Each line of the data that includes the string "Units" is to be copied out.

——

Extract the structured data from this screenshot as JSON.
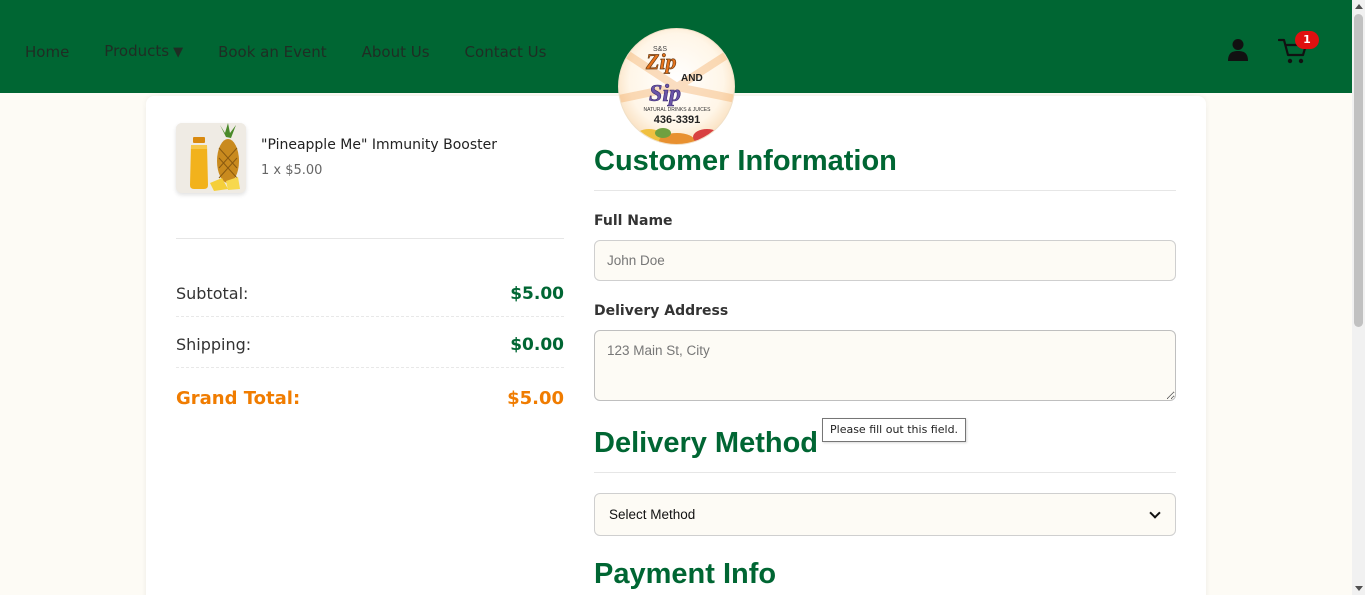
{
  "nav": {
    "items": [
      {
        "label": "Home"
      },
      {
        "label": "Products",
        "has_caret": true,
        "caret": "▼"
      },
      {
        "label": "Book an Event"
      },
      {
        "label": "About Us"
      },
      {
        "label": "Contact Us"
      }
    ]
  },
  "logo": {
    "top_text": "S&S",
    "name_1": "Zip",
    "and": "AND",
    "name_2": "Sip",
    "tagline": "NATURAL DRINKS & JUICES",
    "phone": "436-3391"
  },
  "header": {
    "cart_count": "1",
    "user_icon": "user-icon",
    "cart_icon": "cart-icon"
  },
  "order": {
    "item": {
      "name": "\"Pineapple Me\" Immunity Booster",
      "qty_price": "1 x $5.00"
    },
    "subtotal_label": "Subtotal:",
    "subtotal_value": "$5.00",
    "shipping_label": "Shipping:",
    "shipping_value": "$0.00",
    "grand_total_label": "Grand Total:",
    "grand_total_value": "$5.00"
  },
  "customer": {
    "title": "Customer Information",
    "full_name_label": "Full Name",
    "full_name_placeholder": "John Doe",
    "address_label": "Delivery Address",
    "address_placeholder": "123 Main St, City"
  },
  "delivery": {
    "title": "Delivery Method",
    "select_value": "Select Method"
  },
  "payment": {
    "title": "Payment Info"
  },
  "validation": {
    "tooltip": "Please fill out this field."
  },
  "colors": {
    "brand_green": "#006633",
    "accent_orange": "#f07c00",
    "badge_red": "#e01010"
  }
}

——

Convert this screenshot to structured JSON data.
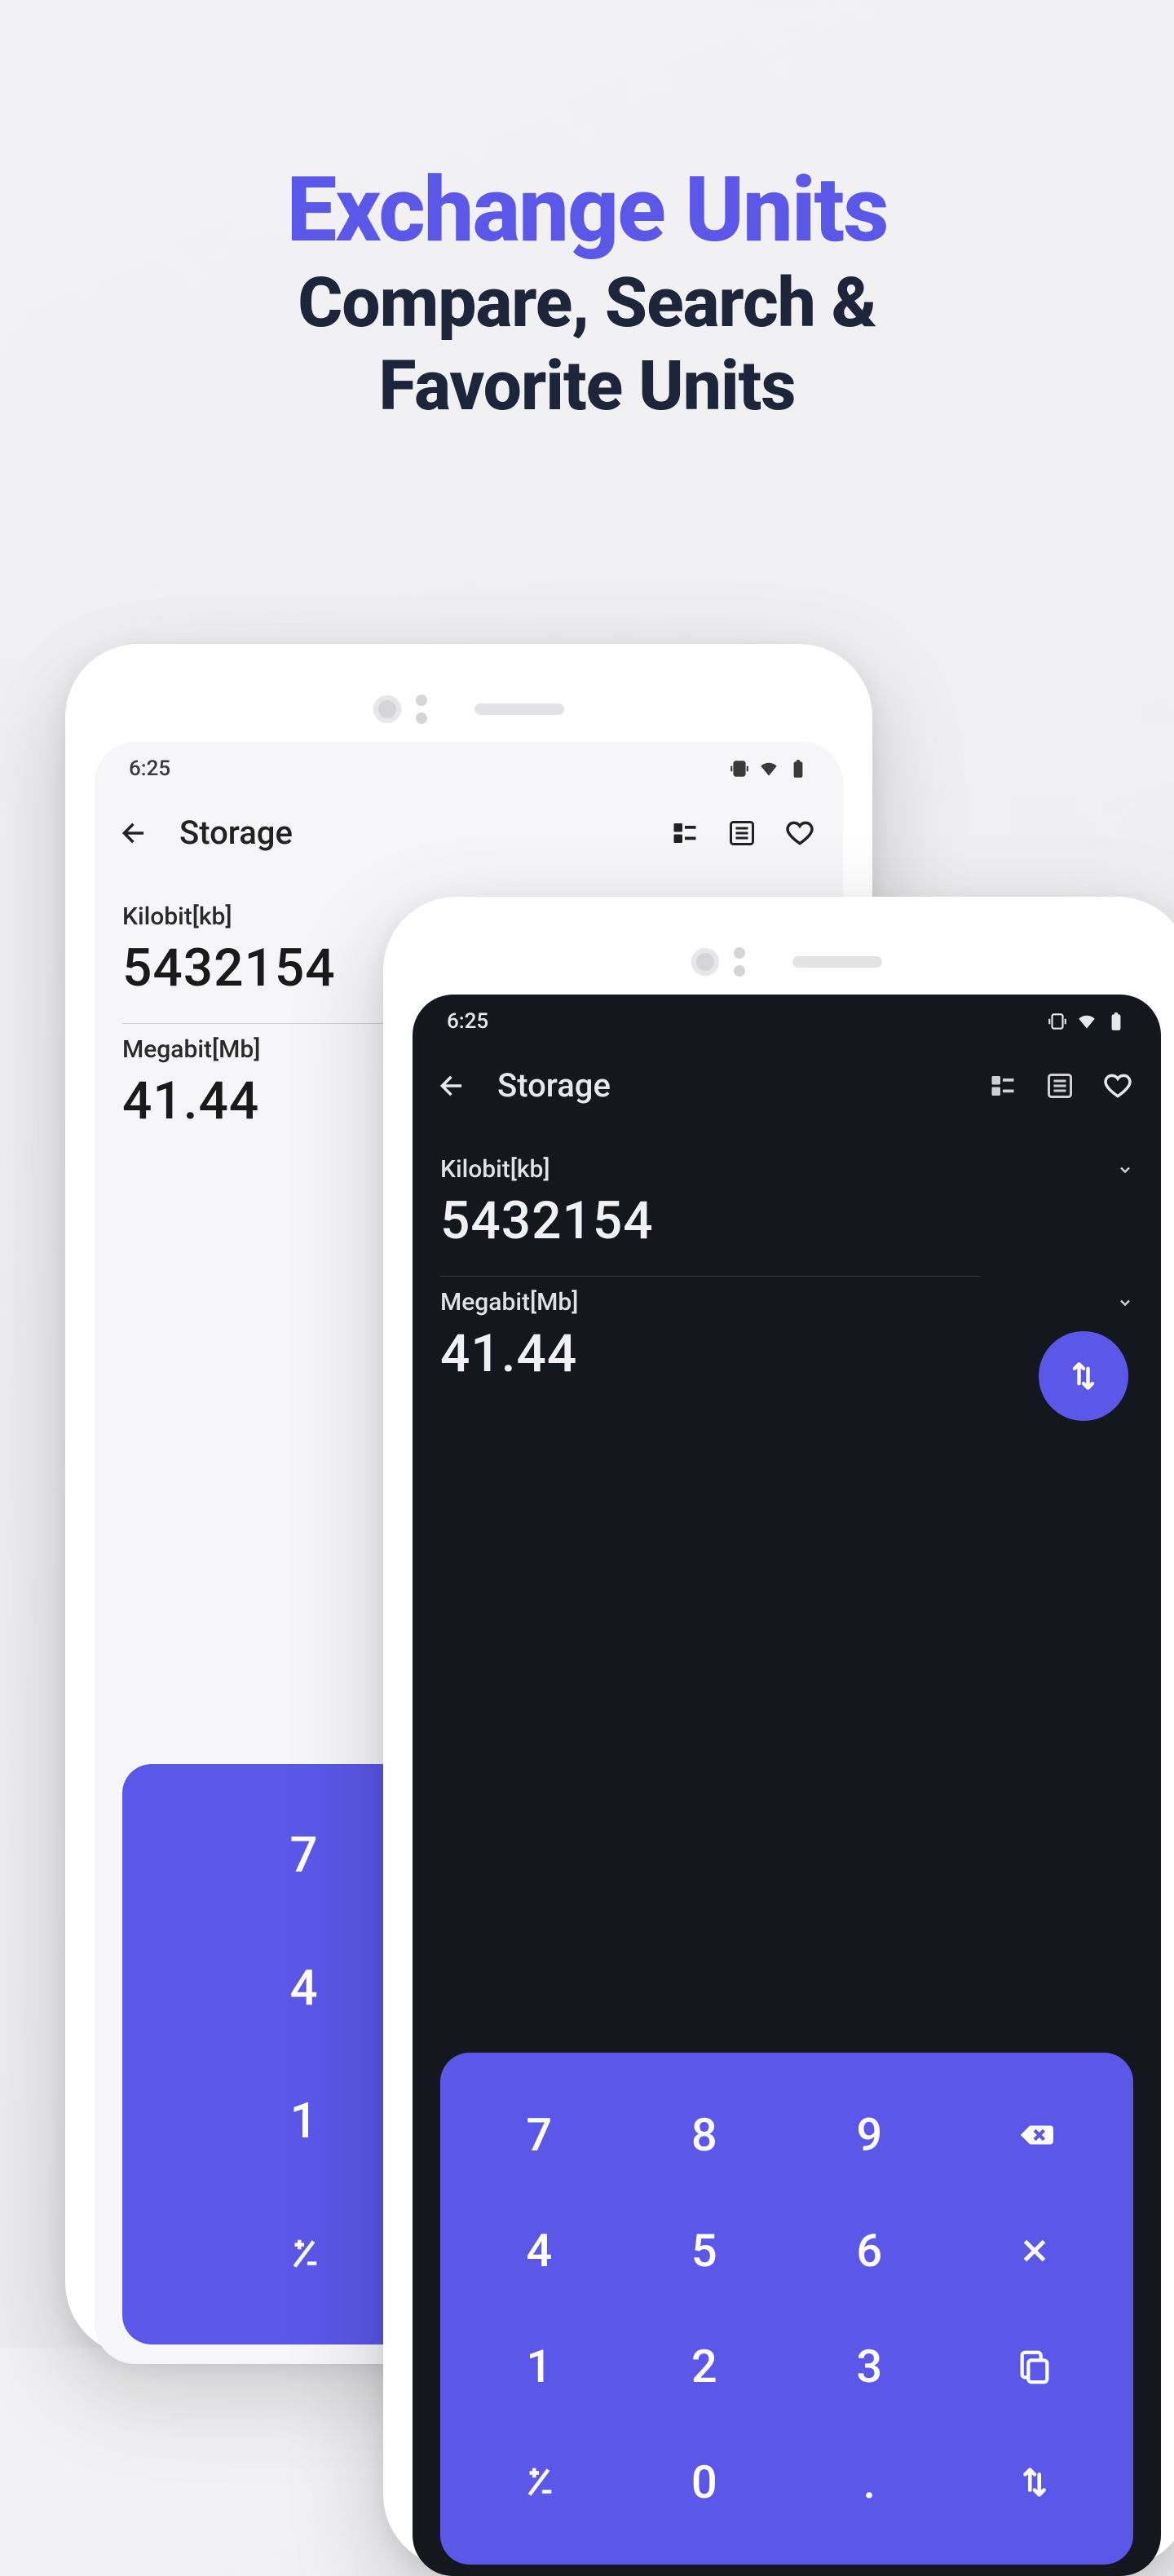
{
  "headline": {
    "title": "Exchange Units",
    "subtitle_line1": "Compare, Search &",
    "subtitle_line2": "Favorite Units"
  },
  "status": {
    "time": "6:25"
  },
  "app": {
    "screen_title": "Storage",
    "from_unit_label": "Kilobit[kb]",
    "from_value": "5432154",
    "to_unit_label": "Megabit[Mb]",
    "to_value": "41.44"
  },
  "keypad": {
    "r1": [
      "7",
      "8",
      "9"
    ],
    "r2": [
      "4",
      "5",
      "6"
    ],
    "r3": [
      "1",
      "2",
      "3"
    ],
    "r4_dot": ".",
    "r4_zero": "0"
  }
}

——

- Response to this task -
    "title": "Exchange Units",
    "subtitle_line2": "Favorite Units"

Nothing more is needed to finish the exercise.